Look for the string "months" in the lines and copy each line that has it.

************

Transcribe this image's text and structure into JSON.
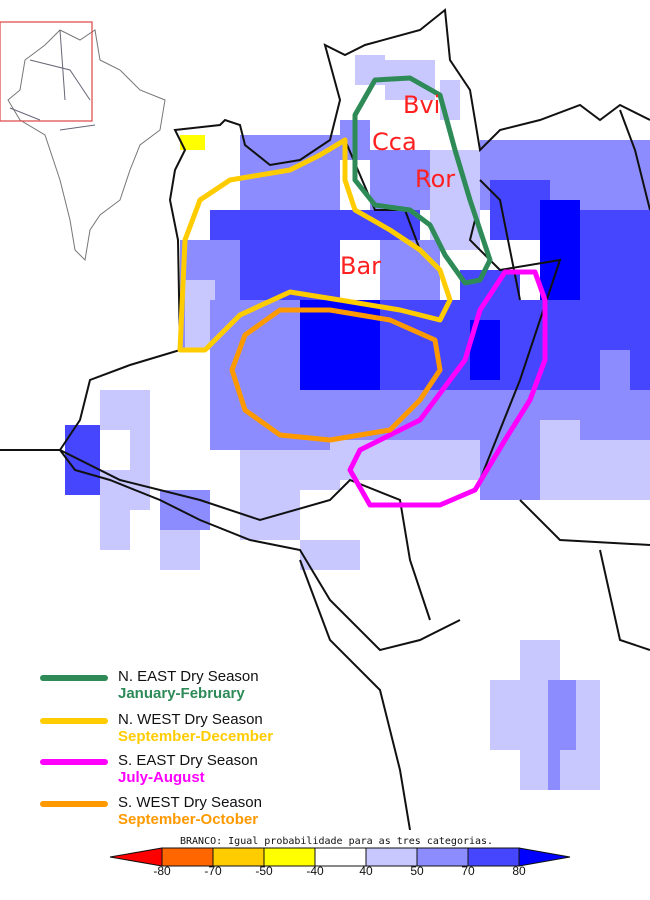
{
  "map": {
    "city_labels": [
      "Bvi",
      "Cca",
      "Ror",
      "Bar"
    ],
    "label_color": "#ff2020",
    "probability_colors": {
      "light": "#c8c8ff",
      "medium": "#8c8cff",
      "strong": "#4646ff",
      "darkest": "#0000ff"
    }
  },
  "legend": [
    {
      "region": "N. EAST Dry Season",
      "months": "January-February",
      "color": "#2e8b57"
    },
    {
      "region": "N. WEST Dry Season",
      "months": "September-December",
      "color": "#ffcc00"
    },
    {
      "region": "S. EAST Dry Season",
      "months": "July-August",
      "color": "#ff00ff"
    },
    {
      "region": "S. WEST Dry Season",
      "months": "September-October",
      "color": "#ff9900"
    }
  ],
  "colorbar": {
    "title": "BRANCO: Igual probabilidade para as tres categorias.",
    "ticks": [
      "-80",
      "-70",
      "-50",
      "-40",
      "40",
      "50",
      "70",
      "80"
    ],
    "colors": [
      "#ff0000",
      "#ff6600",
      "#ffcc00",
      "#ffff00",
      "#ffffff",
      "#c8c8ff",
      "#8c8cff",
      "#4646ff",
      "#0000ff"
    ]
  }
}
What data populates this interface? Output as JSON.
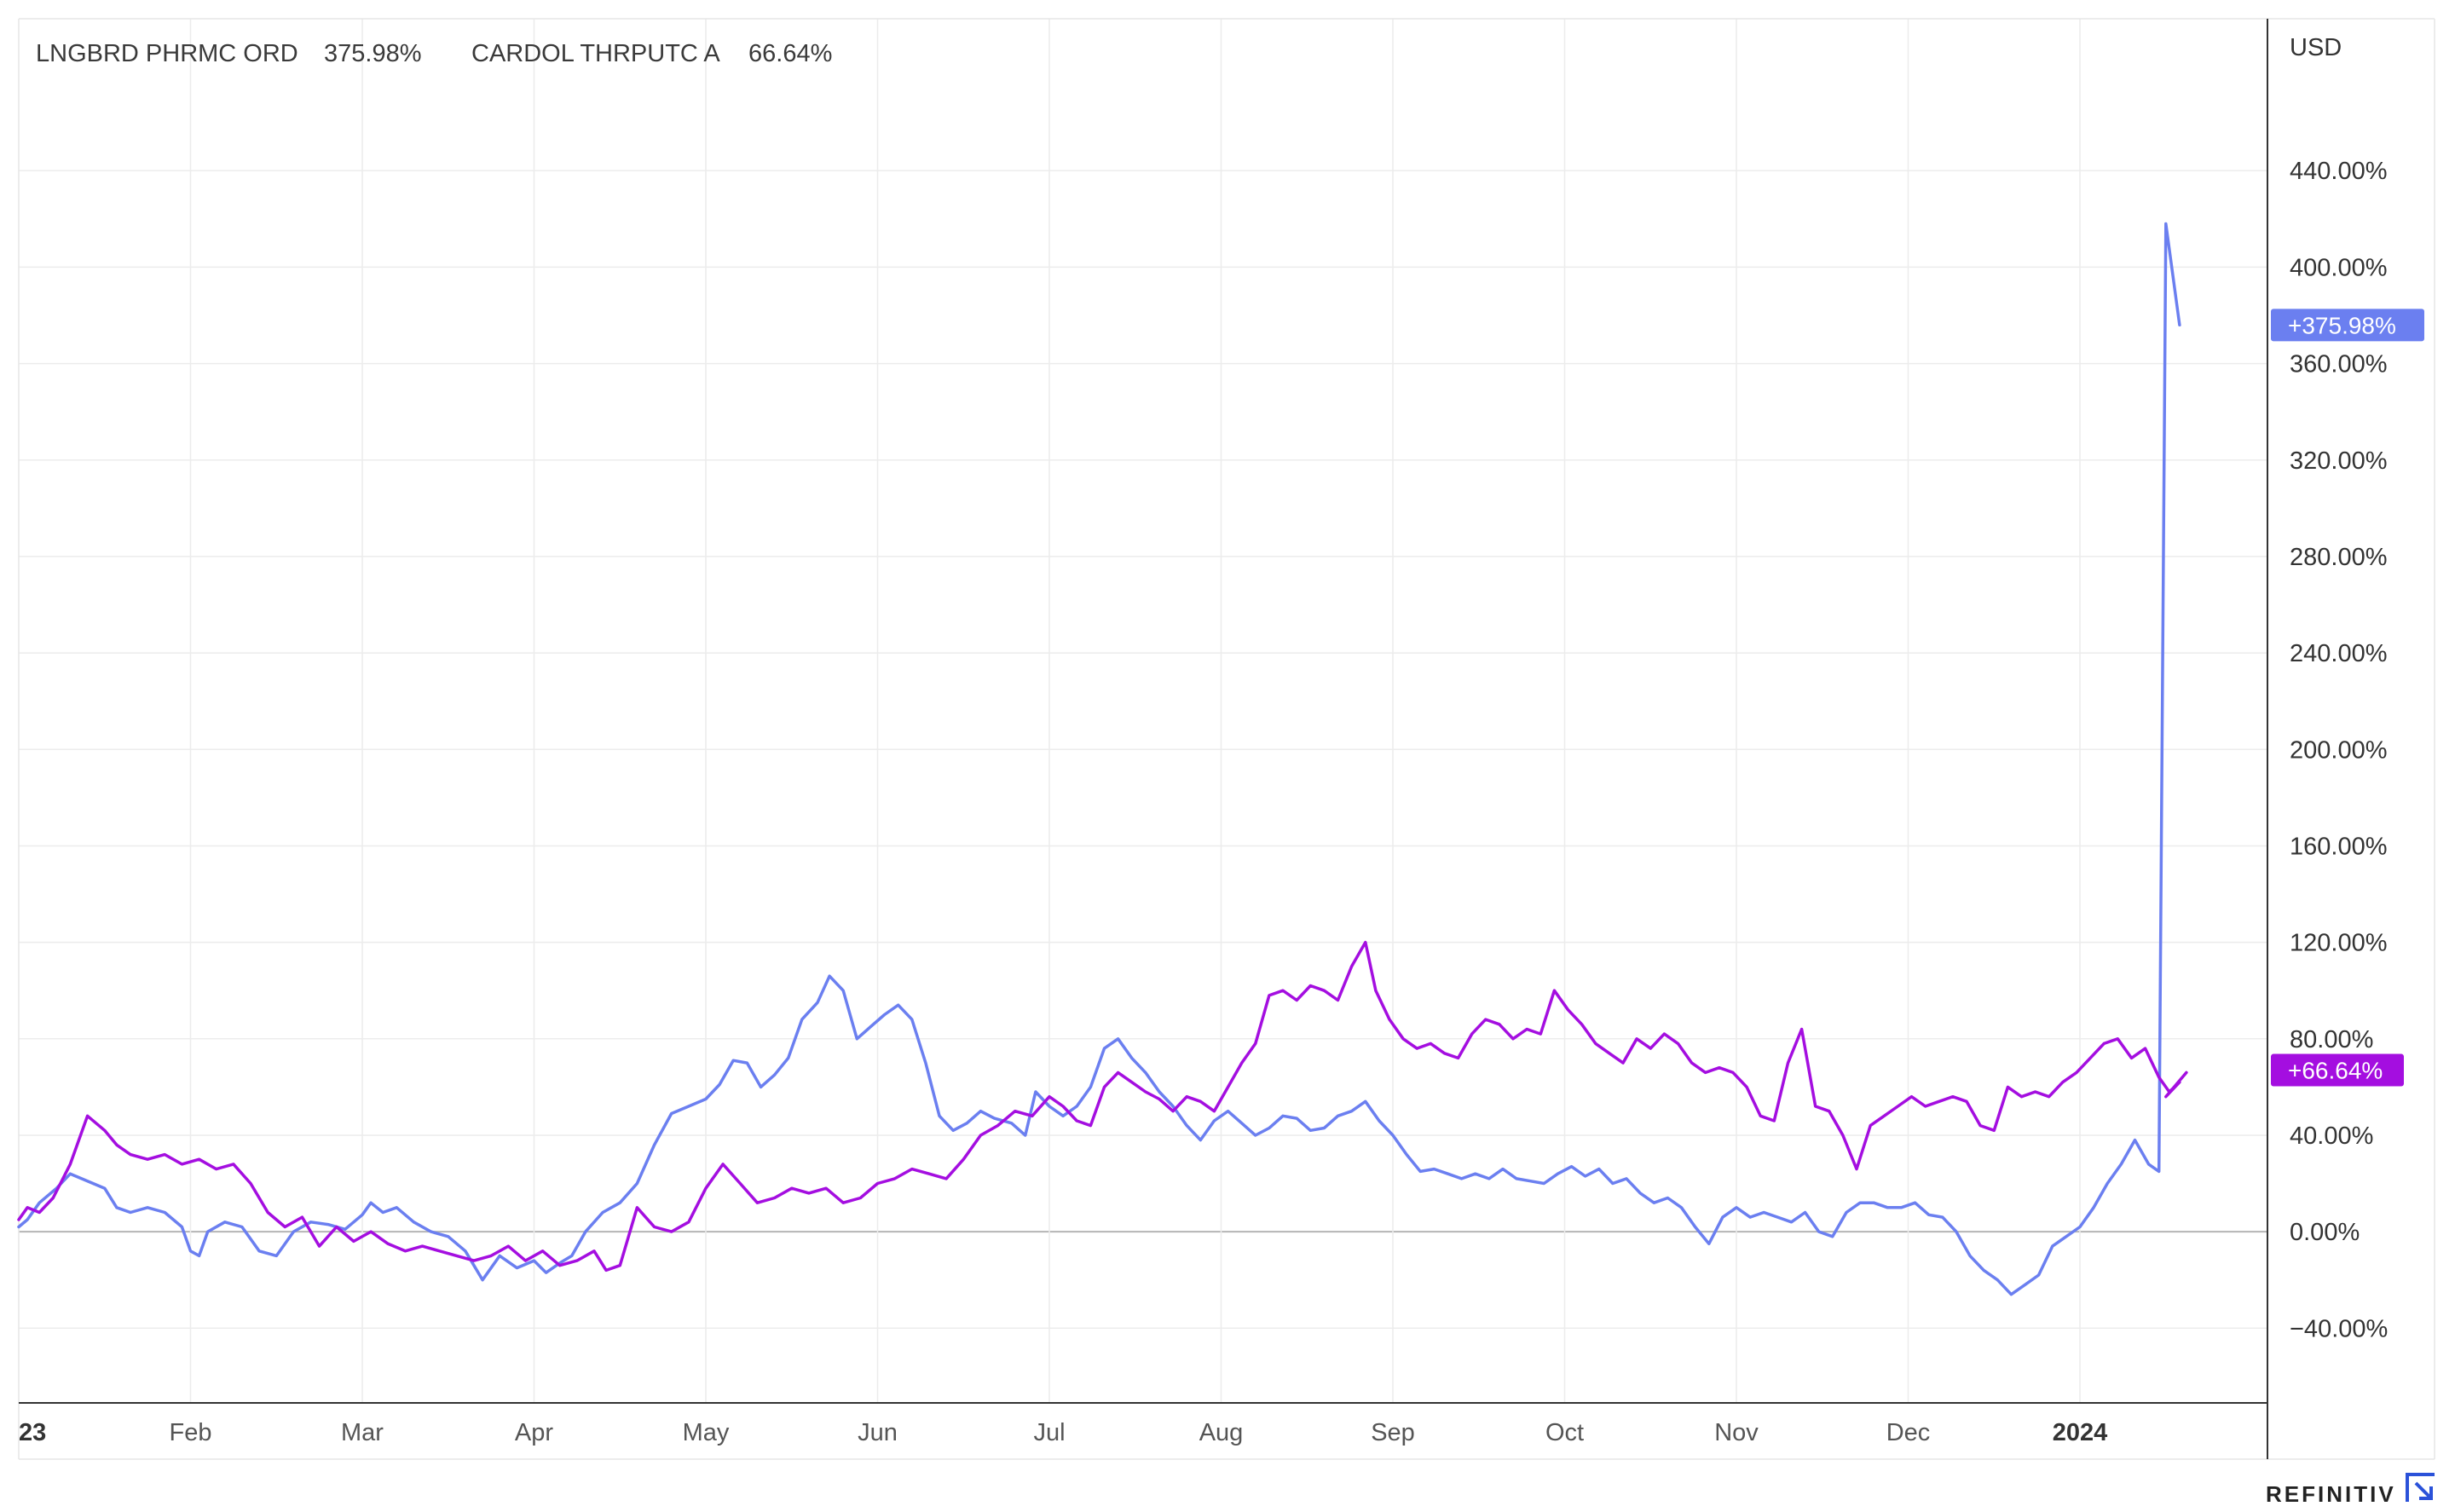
{
  "chart_data": {
    "type": "line",
    "unit_label": "USD",
    "y_tick_labels": [
      "440.00%",
      "400.00%",
      "360.00%",
      "320.00%",
      "280.00%",
      "240.00%",
      "200.00%",
      "160.00%",
      "120.00%",
      "80.00%",
      "40.00%",
      "0.00%",
      "−40.00%"
    ],
    "y_ticks": [
      440,
      400,
      360,
      320,
      280,
      240,
      200,
      160,
      120,
      80,
      40,
      0,
      -40
    ],
    "ylim": [
      -71,
      503
    ],
    "x_ticks": [
      {
        "label": "23",
        "t": 0,
        "bold": true
      },
      {
        "label": "Feb",
        "t": 1
      },
      {
        "label": "Mar",
        "t": 2
      },
      {
        "label": "Apr",
        "t": 3
      },
      {
        "label": "May",
        "t": 4
      },
      {
        "label": "Jun",
        "t": 5
      },
      {
        "label": "Jul",
        "t": 6
      },
      {
        "label": "Aug",
        "t": 7
      },
      {
        "label": "Sep",
        "t": 8
      },
      {
        "label": "Oct",
        "t": 9
      },
      {
        "label": "Nov",
        "t": 10
      },
      {
        "label": "Dec",
        "t": 11
      },
      {
        "label": "2024",
        "t": 12,
        "bold": true
      }
    ],
    "series": [
      {
        "name": "LNGBRD PHRMC ORD",
        "last_label": "375.98%",
        "badge_label": "+375.98%",
        "color": "#6b7ff0",
        "last_value": 376,
        "points": [
          [
            0.0,
            2
          ],
          [
            0.05,
            5
          ],
          [
            0.12,
            12
          ],
          [
            0.22,
            18
          ],
          [
            0.3,
            24
          ],
          [
            0.4,
            21
          ],
          [
            0.5,
            18
          ],
          [
            0.57,
            10
          ],
          [
            0.65,
            8
          ],
          [
            0.75,
            10
          ],
          [
            0.85,
            8
          ],
          [
            0.95,
            2
          ],
          [
            1.0,
            -8
          ],
          [
            1.05,
            -10
          ],
          [
            1.1,
            0
          ],
          [
            1.2,
            4
          ],
          [
            1.3,
            2
          ],
          [
            1.4,
            -8
          ],
          [
            1.5,
            -10
          ],
          [
            1.6,
            0
          ],
          [
            1.7,
            4
          ],
          [
            1.8,
            3
          ],
          [
            1.9,
            1
          ],
          [
            2.0,
            7
          ],
          [
            2.05,
            12
          ],
          [
            2.12,
            8
          ],
          [
            2.2,
            10
          ],
          [
            2.3,
            4
          ],
          [
            2.4,
            0
          ],
          [
            2.5,
            -2
          ],
          [
            2.6,
            -8
          ],
          [
            2.7,
            -20
          ],
          [
            2.8,
            -10
          ],
          [
            2.9,
            -15
          ],
          [
            3.0,
            -12
          ],
          [
            3.07,
            -17
          ],
          [
            3.15,
            -13
          ],
          [
            3.22,
            -10
          ],
          [
            3.3,
            0
          ],
          [
            3.4,
            8
          ],
          [
            3.5,
            12
          ],
          [
            3.6,
            20
          ],
          [
            3.7,
            36
          ],
          [
            3.8,
            49
          ],
          [
            3.9,
            52
          ],
          [
            4.0,
            55
          ],
          [
            4.08,
            61
          ],
          [
            4.16,
            71
          ],
          [
            4.24,
            70
          ],
          [
            4.32,
            60
          ],
          [
            4.4,
            65
          ],
          [
            4.48,
            72
          ],
          [
            4.56,
            88
          ],
          [
            4.65,
            95
          ],
          [
            4.72,
            106
          ],
          [
            4.8,
            100
          ],
          [
            4.88,
            80
          ],
          [
            4.96,
            85
          ],
          [
            5.04,
            90
          ],
          [
            5.12,
            94
          ],
          [
            5.2,
            88
          ],
          [
            5.28,
            70
          ],
          [
            5.36,
            48
          ],
          [
            5.44,
            42
          ],
          [
            5.52,
            45
          ],
          [
            5.6,
            50
          ],
          [
            5.68,
            47
          ],
          [
            5.78,
            45
          ],
          [
            5.86,
            40
          ],
          [
            5.92,
            58
          ],
          [
            6.0,
            52
          ],
          [
            6.08,
            48
          ],
          [
            6.16,
            52
          ],
          [
            6.24,
            60
          ],
          [
            6.32,
            76
          ],
          [
            6.4,
            80
          ],
          [
            6.48,
            72
          ],
          [
            6.56,
            66
          ],
          [
            6.64,
            58
          ],
          [
            6.72,
            52
          ],
          [
            6.8,
            44
          ],
          [
            6.88,
            38
          ],
          [
            6.96,
            46
          ],
          [
            7.04,
            50
          ],
          [
            7.12,
            45
          ],
          [
            7.2,
            40
          ],
          [
            7.28,
            43
          ],
          [
            7.36,
            48
          ],
          [
            7.44,
            47
          ],
          [
            7.52,
            42
          ],
          [
            7.6,
            43
          ],
          [
            7.68,
            48
          ],
          [
            7.76,
            50
          ],
          [
            7.84,
            54
          ],
          [
            7.92,
            46
          ],
          [
            8.0,
            40
          ],
          [
            8.08,
            32
          ],
          [
            8.16,
            25
          ],
          [
            8.24,
            26
          ],
          [
            8.32,
            24
          ],
          [
            8.4,
            22
          ],
          [
            8.48,
            24
          ],
          [
            8.56,
            22
          ],
          [
            8.64,
            26
          ],
          [
            8.72,
            22
          ],
          [
            8.8,
            21
          ],
          [
            8.88,
            20
          ],
          [
            8.96,
            24
          ],
          [
            9.04,
            27
          ],
          [
            9.12,
            23
          ],
          [
            9.2,
            26
          ],
          [
            9.28,
            20
          ],
          [
            9.36,
            22
          ],
          [
            9.44,
            16
          ],
          [
            9.52,
            12
          ],
          [
            9.6,
            14
          ],
          [
            9.68,
            10
          ],
          [
            9.76,
            2
          ],
          [
            9.84,
            -5
          ],
          [
            9.92,
            6
          ],
          [
            10.0,
            10
          ],
          [
            10.08,
            6
          ],
          [
            10.16,
            8
          ],
          [
            10.24,
            6
          ],
          [
            10.32,
            4
          ],
          [
            10.4,
            8
          ],
          [
            10.48,
            0
          ],
          [
            10.56,
            -2
          ],
          [
            10.64,
            8
          ],
          [
            10.72,
            12
          ],
          [
            10.8,
            12
          ],
          [
            10.88,
            10
          ],
          [
            10.96,
            10
          ],
          [
            11.04,
            12
          ],
          [
            11.12,
            7
          ],
          [
            11.2,
            6
          ],
          [
            11.28,
            0
          ],
          [
            11.36,
            -10
          ],
          [
            11.44,
            -16
          ],
          [
            11.52,
            -20
          ],
          [
            11.6,
            -26
          ],
          [
            11.68,
            -22
          ],
          [
            11.76,
            -18
          ],
          [
            11.84,
            -6
          ],
          [
            11.92,
            -2
          ],
          [
            12.0,
            2
          ],
          [
            12.08,
            10
          ],
          [
            12.16,
            20
          ],
          [
            12.24,
            28
          ],
          [
            12.32,
            38
          ],
          [
            12.4,
            28
          ],
          [
            12.46,
            25
          ],
          [
            12.5,
            418
          ],
          [
            12.58,
            376
          ]
        ]
      },
      {
        "name": "CARDOL THRPUTC A",
        "last_label": "66.64%",
        "badge_label": "+66.64%",
        "color": "#a40ee0",
        "last_value": 67,
        "points": [
          [
            0.0,
            5
          ],
          [
            0.05,
            10
          ],
          [
            0.12,
            8
          ],
          [
            0.2,
            14
          ],
          [
            0.3,
            28
          ],
          [
            0.4,
            48
          ],
          [
            0.5,
            42
          ],
          [
            0.57,
            36
          ],
          [
            0.65,
            32
          ],
          [
            0.75,
            30
          ],
          [
            0.85,
            32
          ],
          [
            0.95,
            28
          ],
          [
            1.05,
            30
          ],
          [
            1.15,
            26
          ],
          [
            1.25,
            28
          ],
          [
            1.35,
            20
          ],
          [
            1.45,
            8
          ],
          [
            1.55,
            2
          ],
          [
            1.65,
            6
          ],
          [
            1.75,
            -6
          ],
          [
            1.85,
            2
          ],
          [
            1.95,
            -4
          ],
          [
            2.05,
            0
          ],
          [
            2.15,
            -5
          ],
          [
            2.25,
            -8
          ],
          [
            2.35,
            -6
          ],
          [
            2.45,
            -8
          ],
          [
            2.55,
            -10
          ],
          [
            2.65,
            -12
          ],
          [
            2.75,
            -10
          ],
          [
            2.85,
            -6
          ],
          [
            2.95,
            -12
          ],
          [
            3.05,
            -8
          ],
          [
            3.15,
            -14
          ],
          [
            3.25,
            -12
          ],
          [
            3.35,
            -8
          ],
          [
            3.42,
            -16
          ],
          [
            3.5,
            -14
          ],
          [
            3.6,
            10
          ],
          [
            3.7,
            2
          ],
          [
            3.8,
            0
          ],
          [
            3.9,
            4
          ],
          [
            4.0,
            18
          ],
          [
            4.1,
            28
          ],
          [
            4.2,
            20
          ],
          [
            4.3,
            12
          ],
          [
            4.4,
            14
          ],
          [
            4.5,
            18
          ],
          [
            4.6,
            16
          ],
          [
            4.7,
            18
          ],
          [
            4.8,
            12
          ],
          [
            4.9,
            14
          ],
          [
            5.0,
            20
          ],
          [
            5.1,
            22
          ],
          [
            5.2,
            26
          ],
          [
            5.3,
            24
          ],
          [
            5.4,
            22
          ],
          [
            5.5,
            30
          ],
          [
            5.6,
            40
          ],
          [
            5.7,
            44
          ],
          [
            5.8,
            50
          ],
          [
            5.9,
            48
          ],
          [
            6.0,
            56
          ],
          [
            6.08,
            52
          ],
          [
            6.16,
            46
          ],
          [
            6.24,
            44
          ],
          [
            6.32,
            60
          ],
          [
            6.4,
            66
          ],
          [
            6.48,
            62
          ],
          [
            6.56,
            58
          ],
          [
            6.64,
            55
          ],
          [
            6.72,
            50
          ],
          [
            6.8,
            56
          ],
          [
            6.88,
            54
          ],
          [
            6.96,
            50
          ],
          [
            7.04,
            60
          ],
          [
            7.12,
            70
          ],
          [
            7.2,
            78
          ],
          [
            7.28,
            98
          ],
          [
            7.36,
            100
          ],
          [
            7.44,
            96
          ],
          [
            7.52,
            102
          ],
          [
            7.6,
            100
          ],
          [
            7.68,
            96
          ],
          [
            7.76,
            110
          ],
          [
            7.84,
            120
          ],
          [
            7.9,
            100
          ],
          [
            7.98,
            88
          ],
          [
            8.06,
            80
          ],
          [
            8.14,
            76
          ],
          [
            8.22,
            78
          ],
          [
            8.3,
            74
          ],
          [
            8.38,
            72
          ],
          [
            8.46,
            82
          ],
          [
            8.54,
            88
          ],
          [
            8.62,
            86
          ],
          [
            8.7,
            80
          ],
          [
            8.78,
            84
          ],
          [
            8.86,
            82
          ],
          [
            8.94,
            100
          ],
          [
            9.02,
            92
          ],
          [
            9.1,
            86
          ],
          [
            9.18,
            78
          ],
          [
            9.26,
            74
          ],
          [
            9.34,
            70
          ],
          [
            9.42,
            80
          ],
          [
            9.5,
            76
          ],
          [
            9.58,
            82
          ],
          [
            9.66,
            78
          ],
          [
            9.74,
            70
          ],
          [
            9.82,
            66
          ],
          [
            9.9,
            68
          ],
          [
            9.98,
            66
          ],
          [
            10.06,
            60
          ],
          [
            10.14,
            48
          ],
          [
            10.22,
            46
          ],
          [
            10.3,
            70
          ],
          [
            10.38,
            84
          ],
          [
            10.46,
            52
          ],
          [
            10.54,
            50
          ],
          [
            10.62,
            40
          ],
          [
            10.7,
            26
          ],
          [
            10.78,
            44
          ],
          [
            10.86,
            48
          ],
          [
            10.94,
            52
          ],
          [
            11.02,
            56
          ],
          [
            11.1,
            52
          ],
          [
            11.18,
            54
          ],
          [
            11.26,
            56
          ],
          [
            11.34,
            54
          ],
          [
            11.42,
            44
          ],
          [
            11.5,
            42
          ],
          [
            11.58,
            60
          ],
          [
            11.66,
            56
          ],
          [
            11.74,
            58
          ],
          [
            11.82,
            56
          ],
          [
            11.9,
            62
          ],
          [
            11.98,
            66
          ],
          [
            12.06,
            72
          ],
          [
            12.14,
            78
          ],
          [
            12.22,
            80
          ],
          [
            12.3,
            72
          ],
          [
            12.38,
            76
          ],
          [
            12.46,
            64
          ],
          [
            12.52,
            58
          ],
          [
            12.58,
            62
          ],
          [
            12.5,
            56
          ],
          [
            12.62,
            66
          ]
        ]
      }
    ],
    "grid": true,
    "legend_placement": "top-left"
  },
  "branding": {
    "logo_text": "REFINITIV",
    "logo_icon": "refinitiv-logo-icon"
  }
}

************

Response to the exercise:
      "months": "January-February",
      "months": "September-December",
      "months": "July-August",
      "months": "September-October",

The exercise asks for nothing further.